Read the data and repeat all of it exactly.

# Data records
## start

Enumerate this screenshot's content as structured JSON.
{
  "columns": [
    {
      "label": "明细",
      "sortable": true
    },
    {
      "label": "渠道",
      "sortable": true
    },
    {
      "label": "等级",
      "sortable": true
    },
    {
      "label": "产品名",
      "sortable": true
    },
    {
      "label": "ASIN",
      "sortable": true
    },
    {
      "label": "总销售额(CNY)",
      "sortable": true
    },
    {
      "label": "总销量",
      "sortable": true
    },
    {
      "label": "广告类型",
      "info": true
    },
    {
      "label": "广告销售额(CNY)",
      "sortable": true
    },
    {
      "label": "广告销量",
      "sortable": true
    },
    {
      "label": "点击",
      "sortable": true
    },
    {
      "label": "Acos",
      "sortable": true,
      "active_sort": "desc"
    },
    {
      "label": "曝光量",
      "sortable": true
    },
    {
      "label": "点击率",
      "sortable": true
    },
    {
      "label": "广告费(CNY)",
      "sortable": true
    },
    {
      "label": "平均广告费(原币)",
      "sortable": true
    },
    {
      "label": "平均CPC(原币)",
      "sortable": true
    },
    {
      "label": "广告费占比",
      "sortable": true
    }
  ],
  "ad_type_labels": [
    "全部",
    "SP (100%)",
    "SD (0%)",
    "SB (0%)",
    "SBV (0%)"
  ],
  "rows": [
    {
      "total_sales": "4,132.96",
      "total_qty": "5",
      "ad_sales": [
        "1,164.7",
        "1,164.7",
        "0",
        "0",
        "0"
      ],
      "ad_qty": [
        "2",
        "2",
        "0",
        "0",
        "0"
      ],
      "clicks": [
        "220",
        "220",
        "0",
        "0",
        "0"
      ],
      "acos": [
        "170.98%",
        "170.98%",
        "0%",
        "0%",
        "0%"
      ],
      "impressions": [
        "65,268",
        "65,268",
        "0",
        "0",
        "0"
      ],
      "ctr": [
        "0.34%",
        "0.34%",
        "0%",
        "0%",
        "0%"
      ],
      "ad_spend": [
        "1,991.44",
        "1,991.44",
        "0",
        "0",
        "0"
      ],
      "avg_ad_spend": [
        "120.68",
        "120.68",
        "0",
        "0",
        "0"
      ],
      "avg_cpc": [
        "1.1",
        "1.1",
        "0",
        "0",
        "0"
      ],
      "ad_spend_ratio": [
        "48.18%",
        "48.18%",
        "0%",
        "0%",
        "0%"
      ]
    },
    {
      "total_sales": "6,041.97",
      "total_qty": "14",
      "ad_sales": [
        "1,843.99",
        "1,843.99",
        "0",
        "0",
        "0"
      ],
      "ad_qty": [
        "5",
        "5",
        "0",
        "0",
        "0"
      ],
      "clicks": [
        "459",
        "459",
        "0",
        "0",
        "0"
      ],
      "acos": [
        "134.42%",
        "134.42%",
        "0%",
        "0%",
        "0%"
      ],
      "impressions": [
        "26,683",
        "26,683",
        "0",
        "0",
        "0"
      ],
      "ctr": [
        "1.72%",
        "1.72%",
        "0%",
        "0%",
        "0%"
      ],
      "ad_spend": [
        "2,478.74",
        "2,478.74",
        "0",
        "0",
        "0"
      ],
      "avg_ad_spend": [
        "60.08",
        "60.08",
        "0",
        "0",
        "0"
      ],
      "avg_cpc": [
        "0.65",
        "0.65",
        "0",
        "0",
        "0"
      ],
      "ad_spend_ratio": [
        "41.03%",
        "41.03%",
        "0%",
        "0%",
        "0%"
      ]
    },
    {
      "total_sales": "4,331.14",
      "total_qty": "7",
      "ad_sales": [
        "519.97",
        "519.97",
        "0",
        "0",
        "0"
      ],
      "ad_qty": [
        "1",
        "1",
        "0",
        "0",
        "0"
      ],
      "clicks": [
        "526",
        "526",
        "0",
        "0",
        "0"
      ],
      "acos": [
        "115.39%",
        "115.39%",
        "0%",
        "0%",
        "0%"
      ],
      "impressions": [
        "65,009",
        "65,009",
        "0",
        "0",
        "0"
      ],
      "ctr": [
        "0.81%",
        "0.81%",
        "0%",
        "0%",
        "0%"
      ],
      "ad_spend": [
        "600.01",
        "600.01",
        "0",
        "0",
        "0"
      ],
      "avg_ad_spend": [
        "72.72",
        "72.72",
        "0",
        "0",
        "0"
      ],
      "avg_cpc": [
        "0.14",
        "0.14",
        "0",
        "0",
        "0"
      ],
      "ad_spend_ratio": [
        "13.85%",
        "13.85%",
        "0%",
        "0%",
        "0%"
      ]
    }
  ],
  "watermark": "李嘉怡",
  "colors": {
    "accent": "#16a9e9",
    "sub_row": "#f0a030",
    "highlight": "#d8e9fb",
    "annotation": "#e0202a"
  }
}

## end

# Worked solution
Enumerate this screenshot's content as structured JSON.
{
  "columns": [
    {
      "label": "明细",
      "sortable": true
    },
    {
      "label": "渠道",
      "sortable": true
    },
    {
      "label": "等级",
      "sortable": true
    },
    {
      "label": "产品名",
      "sortable": true
    },
    {
      "label": "ASIN",
      "sortable": true
    },
    {
      "label": "总销售额(CNY)",
      "sortable": true
    },
    {
      "label": "总销量",
      "sortable": true
    },
    {
      "label": "广告类型",
      "info": true
    },
    {
      "label": "广告销售额(CNY)",
      "sortable": true
    },
    {
      "label": "广告销量",
      "sortable": true
    },
    {
      "label": "点击",
      "sortable": true
    },
    {
      "label": "Acos",
      "sortable": true,
      "active_sort": "desc"
    },
    {
      "label": "曝光量",
      "sortable": true
    },
    {
      "label": "点击率",
      "sortable": true
    },
    {
      "label": "广告费(CNY)",
      "sortable": true
    },
    {
      "label": "平均广告费(原币)",
      "sortable": true
    },
    {
      "label": "平均CPC(原币)",
      "sortable": true
    },
    {
      "label": "广告费占比",
      "sortable": true
    }
  ],
  "ad_type_labels": [
    "全部",
    "SP (100%)",
    "SD (0%)",
    "SB (0%)",
    "SBV (0%)"
  ],
  "rows": [
    {
      "total_sales": "4,132.96",
      "total_qty": "5",
      "ad_sales": [
        "1,164.7",
        "1,164.7",
        "0",
        "0",
        "0"
      ],
      "ad_qty": [
        "2",
        "2",
        "0",
        "0",
        "0"
      ],
      "clicks": [
        "220",
        "220",
        "0",
        "0",
        "0"
      ],
      "acos": [
        "170.98%",
        "170.98%",
        "0%",
        "0%",
        "0%"
      ],
      "impressions": [
        "65,268",
        "65,268",
        "0",
        "0",
        "0"
      ],
      "ctr": [
        "0.34%",
        "0.34%",
        "0%",
        "0%",
        "0%"
      ],
      "ad_spend": [
        "1,991.44",
        "1,991.44",
        "0",
        "0",
        "0"
      ],
      "avg_ad_spend": [
        "120.68",
        "120.68",
        "0",
        "0",
        "0"
      ],
      "avg_cpc": [
        "1.1",
        "1.1",
        "0",
        "0",
        "0"
      ],
      "ad_spend_ratio": [
        "48.18%",
        "48.18%",
        "0%",
        "0%",
        "0%"
      ]
    },
    {
      "total_sales": "6,041.97",
      "total_qty": "14",
      "ad_sales": [
        "1,843.99",
        "1,843.99",
        "0",
        "0",
        "0"
      ],
      "ad_qty": [
        "5",
        "5",
        "0",
        "0",
        "0"
      ],
      "clicks": [
        "459",
        "459",
        "0",
        "0",
        "0"
      ],
      "acos": [
        "134.42%",
        "134.42%",
        "0%",
        "0%",
        "0%"
      ],
      "impressions": [
        "26,683",
        "26,683",
        "0",
        "0",
        "0"
      ],
      "ctr": [
        "1.72%",
        "1.72%",
        "0%",
        "0%",
        "0%"
      ],
      "ad_spend": [
        "2,478.74",
        "2,478.74",
        "0",
        "0",
        "0"
      ],
      "avg_ad_spend": [
        "60.08",
        "60.08",
        "0",
        "0",
        "0"
      ],
      "avg_cpc": [
        "0.65",
        "0.65",
        "0",
        "0",
        "0"
      ],
      "ad_spend_ratio": [
        "41.03%",
        "41.03%",
        "0%",
        "0%",
        "0%"
      ]
    },
    {
      "total_sales": "4,331.14",
      "total_qty": "7",
      "ad_sales": [
        "519.97",
        "519.97",
        "0",
        "0",
        "0"
      ],
      "ad_qty": [
        "1",
        "1",
        "0",
        "0",
        "0"
      ],
      "clicks": [
        "526",
        "526",
        "0",
        "0",
        "0"
      ],
      "acos": [
        "115.39%",
        "115.39%",
        "0%",
        "0%",
        "0%"
      ],
      "impressions": [
        "65,009",
        "65,009",
        "0",
        "0",
        "0"
      ],
      "ctr": [
        "0.81%",
        "0.81%",
        "0%",
        "0%",
        "0%"
      ],
      "ad_spend": [
        "600.01",
        "600.01",
        "0",
        "0",
        "0"
      ],
      "avg_ad_spend": [
        "72.72",
        "72.72",
        "0",
        "0",
        "0"
      ],
      "avg_cpc": [
        "0.14",
        "0.14",
        "0",
        "0",
        "0"
      ],
      "ad_spend_ratio": [
        "13.85%",
        "13.85%",
        "0%",
        "0%",
        "0%"
      ]
    }
  ],
  "watermark": "李嘉怡",
  "colors": {
    "accent": "#16a9e9",
    "sub_row": "#f0a030",
    "highlight": "#d8e9fb",
    "annotation": "#e0202a"
  }
}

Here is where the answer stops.